Goal:
The records that follow must be repeated verbatim, every one of them.

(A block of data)
= = = = = = =

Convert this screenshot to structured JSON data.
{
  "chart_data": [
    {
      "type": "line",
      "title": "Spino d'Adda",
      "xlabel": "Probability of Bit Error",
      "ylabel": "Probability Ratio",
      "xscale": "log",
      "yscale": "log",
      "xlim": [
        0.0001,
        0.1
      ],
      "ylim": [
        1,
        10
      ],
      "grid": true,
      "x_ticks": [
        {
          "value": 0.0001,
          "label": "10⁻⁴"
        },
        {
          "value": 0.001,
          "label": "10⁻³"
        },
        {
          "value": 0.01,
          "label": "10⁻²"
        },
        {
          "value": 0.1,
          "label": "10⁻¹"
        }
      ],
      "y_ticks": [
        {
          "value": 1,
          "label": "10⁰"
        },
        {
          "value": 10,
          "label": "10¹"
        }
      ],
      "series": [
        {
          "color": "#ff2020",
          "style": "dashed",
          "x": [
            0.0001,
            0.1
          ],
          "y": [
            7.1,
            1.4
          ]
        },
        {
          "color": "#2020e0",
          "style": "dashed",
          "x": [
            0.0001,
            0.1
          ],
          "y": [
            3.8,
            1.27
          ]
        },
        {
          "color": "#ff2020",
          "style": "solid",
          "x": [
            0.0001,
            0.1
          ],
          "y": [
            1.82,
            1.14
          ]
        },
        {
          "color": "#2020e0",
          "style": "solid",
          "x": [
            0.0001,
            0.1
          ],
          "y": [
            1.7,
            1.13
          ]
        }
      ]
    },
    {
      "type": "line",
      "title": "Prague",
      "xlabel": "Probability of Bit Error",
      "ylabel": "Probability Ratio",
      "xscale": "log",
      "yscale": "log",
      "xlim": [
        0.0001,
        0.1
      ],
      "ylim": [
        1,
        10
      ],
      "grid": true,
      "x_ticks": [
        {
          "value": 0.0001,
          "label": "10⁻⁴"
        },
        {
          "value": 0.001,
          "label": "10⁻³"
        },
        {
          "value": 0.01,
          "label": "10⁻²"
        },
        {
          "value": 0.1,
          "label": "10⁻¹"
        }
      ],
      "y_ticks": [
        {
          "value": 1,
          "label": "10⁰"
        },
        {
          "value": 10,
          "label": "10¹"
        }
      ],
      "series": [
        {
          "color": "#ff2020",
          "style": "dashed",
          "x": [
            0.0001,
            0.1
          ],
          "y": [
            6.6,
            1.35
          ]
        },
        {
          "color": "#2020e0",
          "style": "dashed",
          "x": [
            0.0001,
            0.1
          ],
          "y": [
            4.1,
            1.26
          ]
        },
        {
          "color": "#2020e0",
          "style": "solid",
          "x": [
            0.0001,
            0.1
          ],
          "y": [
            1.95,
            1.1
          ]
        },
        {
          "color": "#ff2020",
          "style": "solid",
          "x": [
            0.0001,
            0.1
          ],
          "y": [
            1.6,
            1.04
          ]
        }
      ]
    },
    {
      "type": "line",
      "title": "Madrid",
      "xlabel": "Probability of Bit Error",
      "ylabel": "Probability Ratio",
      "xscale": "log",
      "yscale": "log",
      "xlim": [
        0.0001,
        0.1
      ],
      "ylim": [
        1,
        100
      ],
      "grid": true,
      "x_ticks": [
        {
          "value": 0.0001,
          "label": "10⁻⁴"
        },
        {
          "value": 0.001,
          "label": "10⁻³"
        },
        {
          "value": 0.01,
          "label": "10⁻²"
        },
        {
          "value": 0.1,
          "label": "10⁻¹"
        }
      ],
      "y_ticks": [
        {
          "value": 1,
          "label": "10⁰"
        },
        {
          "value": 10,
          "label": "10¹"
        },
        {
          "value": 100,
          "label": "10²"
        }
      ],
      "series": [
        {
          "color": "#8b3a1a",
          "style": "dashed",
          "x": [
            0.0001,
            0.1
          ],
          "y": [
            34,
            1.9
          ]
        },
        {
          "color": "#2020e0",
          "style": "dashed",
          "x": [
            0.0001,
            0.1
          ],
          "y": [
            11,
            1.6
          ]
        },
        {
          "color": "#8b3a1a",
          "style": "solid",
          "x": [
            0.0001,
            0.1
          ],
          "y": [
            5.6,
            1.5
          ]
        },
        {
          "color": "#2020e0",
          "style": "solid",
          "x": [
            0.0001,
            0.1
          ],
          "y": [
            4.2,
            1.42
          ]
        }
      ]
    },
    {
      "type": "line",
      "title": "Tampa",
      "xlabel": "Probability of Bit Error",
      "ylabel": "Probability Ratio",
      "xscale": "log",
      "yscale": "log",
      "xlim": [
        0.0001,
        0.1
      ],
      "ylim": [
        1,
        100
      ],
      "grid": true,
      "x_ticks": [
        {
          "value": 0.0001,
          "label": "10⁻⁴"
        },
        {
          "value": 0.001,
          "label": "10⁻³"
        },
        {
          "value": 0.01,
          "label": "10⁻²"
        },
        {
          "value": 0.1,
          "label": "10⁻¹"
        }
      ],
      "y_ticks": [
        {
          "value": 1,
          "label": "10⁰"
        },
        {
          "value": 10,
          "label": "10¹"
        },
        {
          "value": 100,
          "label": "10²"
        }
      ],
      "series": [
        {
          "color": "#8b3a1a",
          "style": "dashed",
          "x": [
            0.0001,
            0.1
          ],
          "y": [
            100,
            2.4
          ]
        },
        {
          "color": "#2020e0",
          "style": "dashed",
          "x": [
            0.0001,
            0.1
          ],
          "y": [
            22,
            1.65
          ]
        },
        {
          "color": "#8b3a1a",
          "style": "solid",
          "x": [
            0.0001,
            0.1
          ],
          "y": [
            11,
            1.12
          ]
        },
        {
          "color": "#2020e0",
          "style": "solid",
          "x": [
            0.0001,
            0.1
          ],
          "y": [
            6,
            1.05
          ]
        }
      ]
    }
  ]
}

= = = = = = =

Task result:
Convert this screenshot to structured JSON data.
{
  "chart_data": [
    {
      "type": "line",
      "title": "Spino d'Adda",
      "xlabel": "Probability of Bit Error",
      "ylabel": "Probability Ratio",
      "xscale": "log",
      "yscale": "log",
      "xlim": [
        0.0001,
        0.1
      ],
      "ylim": [
        1,
        10
      ],
      "grid": true,
      "x_ticks": [
        {
          "value": 0.0001,
          "label": "10⁻⁴"
        },
        {
          "value": 0.001,
          "label": "10⁻³"
        },
        {
          "value": 0.01,
          "label": "10⁻²"
        },
        {
          "value": 0.1,
          "label": "10⁻¹"
        }
      ],
      "y_ticks": [
        {
          "value": 1,
          "label": "10⁰"
        },
        {
          "value": 10,
          "label": "10¹"
        }
      ],
      "series": [
        {
          "color": "#ff2020",
          "style": "dashed",
          "x": [
            0.0001,
            0.1
          ],
          "y": [
            7.1,
            1.4
          ]
        },
        {
          "color": "#2020e0",
          "style": "dashed",
          "x": [
            0.0001,
            0.1
          ],
          "y": [
            3.8,
            1.27
          ]
        },
        {
          "color": "#ff2020",
          "style": "solid",
          "x": [
            0.0001,
            0.1
          ],
          "y": [
            1.82,
            1.14
          ]
        },
        {
          "color": "#2020e0",
          "style": "solid",
          "x": [
            0.0001,
            0.1
          ],
          "y": [
            1.7,
            1.13
          ]
        }
      ]
    },
    {
      "type": "line",
      "title": "Prague",
      "xlabel": "Probability of Bit Error",
      "ylabel": "Probability Ratio",
      "xscale": "log",
      "yscale": "log",
      "xlim": [
        0.0001,
        0.1
      ],
      "ylim": [
        1,
        10
      ],
      "grid": true,
      "x_ticks": [
        {
          "value": 0.0001,
          "label": "10⁻⁴"
        },
        {
          "value": 0.001,
          "label": "10⁻³"
        },
        {
          "value": 0.01,
          "label": "10⁻²"
        },
        {
          "value": 0.1,
          "label": "10⁻¹"
        }
      ],
      "y_ticks": [
        {
          "value": 1,
          "label": "10⁰"
        },
        {
          "value": 10,
          "label": "10¹"
        }
      ],
      "series": [
        {
          "color": "#ff2020",
          "style": "dashed",
          "x": [
            0.0001,
            0.1
          ],
          "y": [
            6.6,
            1.35
          ]
        },
        {
          "color": "#2020e0",
          "style": "dashed",
          "x": [
            0.0001,
            0.1
          ],
          "y": [
            4.1,
            1.26
          ]
        },
        {
          "color": "#2020e0",
          "style": "solid",
          "x": [
            0.0001,
            0.1
          ],
          "y": [
            1.95,
            1.1
          ]
        },
        {
          "color": "#ff2020",
          "style": "solid",
          "x": [
            0.0001,
            0.1
          ],
          "y": [
            1.6,
            1.04
          ]
        }
      ]
    },
    {
      "type": "line",
      "title": "Madrid",
      "xlabel": "Probability of Bit Error",
      "ylabel": "Probability Ratio",
      "xscale": "log",
      "yscale": "log",
      "xlim": [
        0.0001,
        0.1
      ],
      "ylim": [
        1,
        100
      ],
      "grid": true,
      "x_ticks": [
        {
          "value": 0.0001,
          "label": "10⁻⁴"
        },
        {
          "value": 0.001,
          "label": "10⁻³"
        },
        {
          "value": 0.01,
          "label": "10⁻²"
        },
        {
          "value": 0.1,
          "label": "10⁻¹"
        }
      ],
      "y_ticks": [
        {
          "value": 1,
          "label": "10⁰"
        },
        {
          "value": 10,
          "label": "10¹"
        },
        {
          "value": 100,
          "label": "10²"
        }
      ],
      "series": [
        {
          "color": "#8b3a1a",
          "style": "dashed",
          "x": [
            0.0001,
            0.1
          ],
          "y": [
            34,
            1.9
          ]
        },
        {
          "color": "#2020e0",
          "style": "dashed",
          "x": [
            0.0001,
            0.1
          ],
          "y": [
            11,
            1.6
          ]
        },
        {
          "color": "#8b3a1a",
          "style": "solid",
          "x": [
            0.0001,
            0.1
          ],
          "y": [
            5.6,
            1.5
          ]
        },
        {
          "color": "#2020e0",
          "style": "solid",
          "x": [
            0.0001,
            0.1
          ],
          "y": [
            4.2,
            1.42
          ]
        }
      ]
    },
    {
      "type": "line",
      "title": "Tampa",
      "xlabel": "Probability of Bit Error",
      "ylabel": "Probability Ratio",
      "xscale": "log",
      "yscale": "log",
      "xlim": [
        0.0001,
        0.1
      ],
      "ylim": [
        1,
        100
      ],
      "grid": true,
      "x_ticks": [
        {
          "value": 0.0001,
          "label": "10⁻⁴"
        },
        {
          "value": 0.001,
          "label": "10⁻³"
        },
        {
          "value": 0.01,
          "label": "10⁻²"
        },
        {
          "value": 0.1,
          "label": "10⁻¹"
        }
      ],
      "y_ticks": [
        {
          "value": 1,
          "label": "10⁰"
        },
        {
          "value": 10,
          "label": "10¹"
        },
        {
          "value": 100,
          "label": "10²"
        }
      ],
      "series": [
        {
          "color": "#8b3a1a",
          "style": "dashed",
          "x": [
            0.0001,
            0.1
          ],
          "y": [
            100,
            2.4
          ]
        },
        {
          "color": "#2020e0",
          "style": "dashed",
          "x": [
            0.0001,
            0.1
          ],
          "y": [
            22,
            1.65
          ]
        },
        {
          "color": "#8b3a1a",
          "style": "solid",
          "x": [
            0.0001,
            0.1
          ],
          "y": [
            11,
            1.12
          ]
        },
        {
          "color": "#2020e0",
          "style": "solid",
          "x": [
            0.0001,
            0.1
          ],
          "y": [
            6,
            1.05
          ]
        }
      ]
    }
  ]
}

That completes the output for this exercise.